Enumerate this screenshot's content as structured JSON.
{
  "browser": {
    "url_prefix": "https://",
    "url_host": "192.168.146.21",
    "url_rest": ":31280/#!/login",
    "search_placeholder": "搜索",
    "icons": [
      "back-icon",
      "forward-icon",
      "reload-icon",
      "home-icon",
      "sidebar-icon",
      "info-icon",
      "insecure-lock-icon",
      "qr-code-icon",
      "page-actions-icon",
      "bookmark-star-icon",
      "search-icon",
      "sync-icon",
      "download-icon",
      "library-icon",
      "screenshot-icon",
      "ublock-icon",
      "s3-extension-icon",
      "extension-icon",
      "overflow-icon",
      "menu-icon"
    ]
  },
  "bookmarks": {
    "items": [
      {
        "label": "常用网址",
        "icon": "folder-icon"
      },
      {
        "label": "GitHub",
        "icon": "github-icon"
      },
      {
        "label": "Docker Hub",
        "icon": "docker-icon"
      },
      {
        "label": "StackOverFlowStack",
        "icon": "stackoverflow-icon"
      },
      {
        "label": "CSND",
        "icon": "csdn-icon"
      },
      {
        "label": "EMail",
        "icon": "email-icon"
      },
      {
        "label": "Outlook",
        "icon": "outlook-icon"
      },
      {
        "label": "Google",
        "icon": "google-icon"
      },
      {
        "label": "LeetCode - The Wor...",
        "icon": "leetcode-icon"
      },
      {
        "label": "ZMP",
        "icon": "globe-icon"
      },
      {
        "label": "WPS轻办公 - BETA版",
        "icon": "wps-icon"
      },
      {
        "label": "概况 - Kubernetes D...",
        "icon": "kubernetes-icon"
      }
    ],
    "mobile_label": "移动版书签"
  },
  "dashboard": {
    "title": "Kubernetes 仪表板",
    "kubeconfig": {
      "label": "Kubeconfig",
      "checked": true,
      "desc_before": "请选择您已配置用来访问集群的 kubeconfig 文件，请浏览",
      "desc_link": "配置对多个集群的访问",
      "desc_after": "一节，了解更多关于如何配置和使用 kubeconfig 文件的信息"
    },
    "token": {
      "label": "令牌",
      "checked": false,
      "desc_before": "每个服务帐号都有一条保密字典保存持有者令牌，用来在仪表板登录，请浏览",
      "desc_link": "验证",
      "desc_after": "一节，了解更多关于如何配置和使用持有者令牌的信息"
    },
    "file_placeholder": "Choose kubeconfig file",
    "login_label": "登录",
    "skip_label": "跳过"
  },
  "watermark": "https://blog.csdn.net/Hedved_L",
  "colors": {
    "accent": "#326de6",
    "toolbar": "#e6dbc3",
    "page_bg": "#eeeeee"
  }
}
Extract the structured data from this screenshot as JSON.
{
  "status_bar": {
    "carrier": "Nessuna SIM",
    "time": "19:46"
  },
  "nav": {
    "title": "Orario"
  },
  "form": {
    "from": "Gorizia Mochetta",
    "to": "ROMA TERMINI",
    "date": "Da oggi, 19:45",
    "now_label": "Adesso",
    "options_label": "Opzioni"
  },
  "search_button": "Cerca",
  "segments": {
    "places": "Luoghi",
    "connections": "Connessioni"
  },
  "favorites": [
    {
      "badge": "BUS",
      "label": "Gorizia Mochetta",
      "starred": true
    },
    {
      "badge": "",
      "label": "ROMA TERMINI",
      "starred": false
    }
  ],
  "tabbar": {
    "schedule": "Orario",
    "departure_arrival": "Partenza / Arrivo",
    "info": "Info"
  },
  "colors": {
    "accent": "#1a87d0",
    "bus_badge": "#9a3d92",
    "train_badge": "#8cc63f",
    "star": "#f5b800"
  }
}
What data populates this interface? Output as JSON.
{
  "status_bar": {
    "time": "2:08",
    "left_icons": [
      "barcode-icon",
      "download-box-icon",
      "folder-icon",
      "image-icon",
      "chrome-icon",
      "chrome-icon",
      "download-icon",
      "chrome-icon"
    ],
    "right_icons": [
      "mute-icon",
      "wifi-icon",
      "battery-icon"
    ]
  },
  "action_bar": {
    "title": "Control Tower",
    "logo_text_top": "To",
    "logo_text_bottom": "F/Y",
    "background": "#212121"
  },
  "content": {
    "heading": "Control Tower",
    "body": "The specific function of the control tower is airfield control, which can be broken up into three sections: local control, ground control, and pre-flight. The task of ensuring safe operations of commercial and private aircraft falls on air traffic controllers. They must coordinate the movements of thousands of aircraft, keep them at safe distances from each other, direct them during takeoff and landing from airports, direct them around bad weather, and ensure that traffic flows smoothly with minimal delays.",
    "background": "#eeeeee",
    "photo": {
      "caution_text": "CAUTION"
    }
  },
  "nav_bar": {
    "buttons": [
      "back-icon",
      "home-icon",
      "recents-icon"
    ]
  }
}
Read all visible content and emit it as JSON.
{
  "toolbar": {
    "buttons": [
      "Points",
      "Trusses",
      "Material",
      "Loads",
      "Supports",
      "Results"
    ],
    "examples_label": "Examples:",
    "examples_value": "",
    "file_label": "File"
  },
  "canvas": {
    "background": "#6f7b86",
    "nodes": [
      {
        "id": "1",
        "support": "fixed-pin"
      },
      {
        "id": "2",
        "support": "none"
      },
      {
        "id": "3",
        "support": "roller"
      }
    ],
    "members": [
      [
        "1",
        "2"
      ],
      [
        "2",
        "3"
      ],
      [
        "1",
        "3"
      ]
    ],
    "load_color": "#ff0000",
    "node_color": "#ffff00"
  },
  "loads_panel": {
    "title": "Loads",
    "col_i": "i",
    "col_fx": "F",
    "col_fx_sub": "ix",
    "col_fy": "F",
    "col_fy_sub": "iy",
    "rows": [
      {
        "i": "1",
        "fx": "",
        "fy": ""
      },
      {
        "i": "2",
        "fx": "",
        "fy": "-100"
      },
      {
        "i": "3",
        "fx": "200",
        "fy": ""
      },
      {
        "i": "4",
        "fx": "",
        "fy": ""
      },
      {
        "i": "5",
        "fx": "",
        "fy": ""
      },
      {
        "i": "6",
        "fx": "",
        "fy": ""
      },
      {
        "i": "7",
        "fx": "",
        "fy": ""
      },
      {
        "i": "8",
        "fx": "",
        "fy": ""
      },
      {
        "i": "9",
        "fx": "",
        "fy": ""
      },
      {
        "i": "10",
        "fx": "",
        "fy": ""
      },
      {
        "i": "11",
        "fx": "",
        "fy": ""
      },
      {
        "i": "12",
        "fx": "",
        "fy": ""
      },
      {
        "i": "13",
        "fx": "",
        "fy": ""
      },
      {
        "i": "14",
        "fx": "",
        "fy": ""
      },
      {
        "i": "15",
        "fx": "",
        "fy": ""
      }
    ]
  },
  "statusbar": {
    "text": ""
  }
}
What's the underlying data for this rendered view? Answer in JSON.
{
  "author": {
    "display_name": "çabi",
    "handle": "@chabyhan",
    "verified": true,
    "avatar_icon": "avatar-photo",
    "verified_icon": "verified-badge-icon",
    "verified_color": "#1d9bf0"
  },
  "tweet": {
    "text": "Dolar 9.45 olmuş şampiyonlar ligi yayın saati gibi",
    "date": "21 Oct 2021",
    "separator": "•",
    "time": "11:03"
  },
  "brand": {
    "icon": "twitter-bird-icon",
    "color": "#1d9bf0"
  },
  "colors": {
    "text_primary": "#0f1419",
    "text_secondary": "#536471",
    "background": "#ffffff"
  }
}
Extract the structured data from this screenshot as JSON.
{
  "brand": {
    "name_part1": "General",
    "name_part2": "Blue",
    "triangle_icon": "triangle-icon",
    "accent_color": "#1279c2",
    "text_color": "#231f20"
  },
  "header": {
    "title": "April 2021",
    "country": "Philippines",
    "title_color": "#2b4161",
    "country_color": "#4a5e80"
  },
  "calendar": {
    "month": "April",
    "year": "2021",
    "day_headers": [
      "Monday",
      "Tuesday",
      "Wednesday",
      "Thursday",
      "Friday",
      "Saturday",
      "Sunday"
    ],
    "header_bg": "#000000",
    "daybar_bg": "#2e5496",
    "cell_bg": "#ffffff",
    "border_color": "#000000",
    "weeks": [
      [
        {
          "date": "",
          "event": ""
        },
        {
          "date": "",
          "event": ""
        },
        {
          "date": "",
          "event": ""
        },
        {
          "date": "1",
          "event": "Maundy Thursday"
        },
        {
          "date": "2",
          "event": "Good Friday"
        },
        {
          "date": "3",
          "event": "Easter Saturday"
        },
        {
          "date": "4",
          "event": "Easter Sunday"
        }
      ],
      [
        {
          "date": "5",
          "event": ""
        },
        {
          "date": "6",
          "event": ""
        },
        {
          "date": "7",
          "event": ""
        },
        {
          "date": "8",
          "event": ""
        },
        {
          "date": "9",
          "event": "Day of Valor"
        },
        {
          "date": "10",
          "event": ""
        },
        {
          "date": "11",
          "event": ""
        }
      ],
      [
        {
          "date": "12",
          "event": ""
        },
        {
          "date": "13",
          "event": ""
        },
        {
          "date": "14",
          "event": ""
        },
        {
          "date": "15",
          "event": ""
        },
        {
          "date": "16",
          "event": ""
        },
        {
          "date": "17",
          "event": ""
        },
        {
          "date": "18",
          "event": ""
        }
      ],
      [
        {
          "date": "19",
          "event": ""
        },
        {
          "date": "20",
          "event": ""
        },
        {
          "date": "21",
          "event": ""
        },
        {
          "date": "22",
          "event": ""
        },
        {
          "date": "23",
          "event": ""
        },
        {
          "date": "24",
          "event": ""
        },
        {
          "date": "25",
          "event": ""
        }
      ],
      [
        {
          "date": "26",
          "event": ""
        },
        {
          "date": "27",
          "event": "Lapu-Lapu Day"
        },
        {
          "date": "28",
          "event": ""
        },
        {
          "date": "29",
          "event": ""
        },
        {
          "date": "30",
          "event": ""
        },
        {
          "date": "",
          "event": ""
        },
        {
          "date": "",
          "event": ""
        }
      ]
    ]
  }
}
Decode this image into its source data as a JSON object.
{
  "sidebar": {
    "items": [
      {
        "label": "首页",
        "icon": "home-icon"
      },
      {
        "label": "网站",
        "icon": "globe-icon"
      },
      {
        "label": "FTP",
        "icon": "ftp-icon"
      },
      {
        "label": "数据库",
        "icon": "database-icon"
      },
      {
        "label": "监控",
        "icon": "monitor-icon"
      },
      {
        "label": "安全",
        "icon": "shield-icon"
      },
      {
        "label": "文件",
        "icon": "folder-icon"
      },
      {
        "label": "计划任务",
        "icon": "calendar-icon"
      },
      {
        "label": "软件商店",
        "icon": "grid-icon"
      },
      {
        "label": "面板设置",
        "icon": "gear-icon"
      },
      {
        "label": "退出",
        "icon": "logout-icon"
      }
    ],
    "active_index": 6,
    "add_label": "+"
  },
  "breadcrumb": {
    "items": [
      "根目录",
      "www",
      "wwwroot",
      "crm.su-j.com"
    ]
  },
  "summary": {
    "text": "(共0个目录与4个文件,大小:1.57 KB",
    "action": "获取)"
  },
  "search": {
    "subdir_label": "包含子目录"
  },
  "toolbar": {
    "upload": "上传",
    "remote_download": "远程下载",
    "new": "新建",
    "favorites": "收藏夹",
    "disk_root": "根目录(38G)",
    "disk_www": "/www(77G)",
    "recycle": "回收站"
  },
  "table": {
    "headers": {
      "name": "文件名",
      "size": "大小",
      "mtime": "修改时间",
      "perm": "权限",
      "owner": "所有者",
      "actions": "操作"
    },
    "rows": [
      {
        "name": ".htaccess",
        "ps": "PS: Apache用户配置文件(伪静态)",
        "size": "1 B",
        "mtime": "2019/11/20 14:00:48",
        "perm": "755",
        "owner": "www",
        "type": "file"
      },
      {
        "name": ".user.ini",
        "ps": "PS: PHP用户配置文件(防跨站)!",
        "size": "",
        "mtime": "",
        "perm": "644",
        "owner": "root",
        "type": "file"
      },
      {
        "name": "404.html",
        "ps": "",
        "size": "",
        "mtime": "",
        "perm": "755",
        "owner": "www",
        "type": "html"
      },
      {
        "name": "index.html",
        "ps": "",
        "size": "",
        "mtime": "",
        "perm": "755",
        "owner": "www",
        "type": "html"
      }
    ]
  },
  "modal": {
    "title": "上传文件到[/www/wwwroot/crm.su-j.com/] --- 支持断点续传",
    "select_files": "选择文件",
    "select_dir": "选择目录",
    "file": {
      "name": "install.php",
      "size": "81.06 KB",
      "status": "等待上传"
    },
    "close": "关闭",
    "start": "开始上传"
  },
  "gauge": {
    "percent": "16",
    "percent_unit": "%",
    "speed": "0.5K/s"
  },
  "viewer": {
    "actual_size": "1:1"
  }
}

......

Show every line that contains the word "csdn".

ANSWER:
        "icon": "csdn-icon"
  "watermark": "https://blog.csdn.net/Hedved_L",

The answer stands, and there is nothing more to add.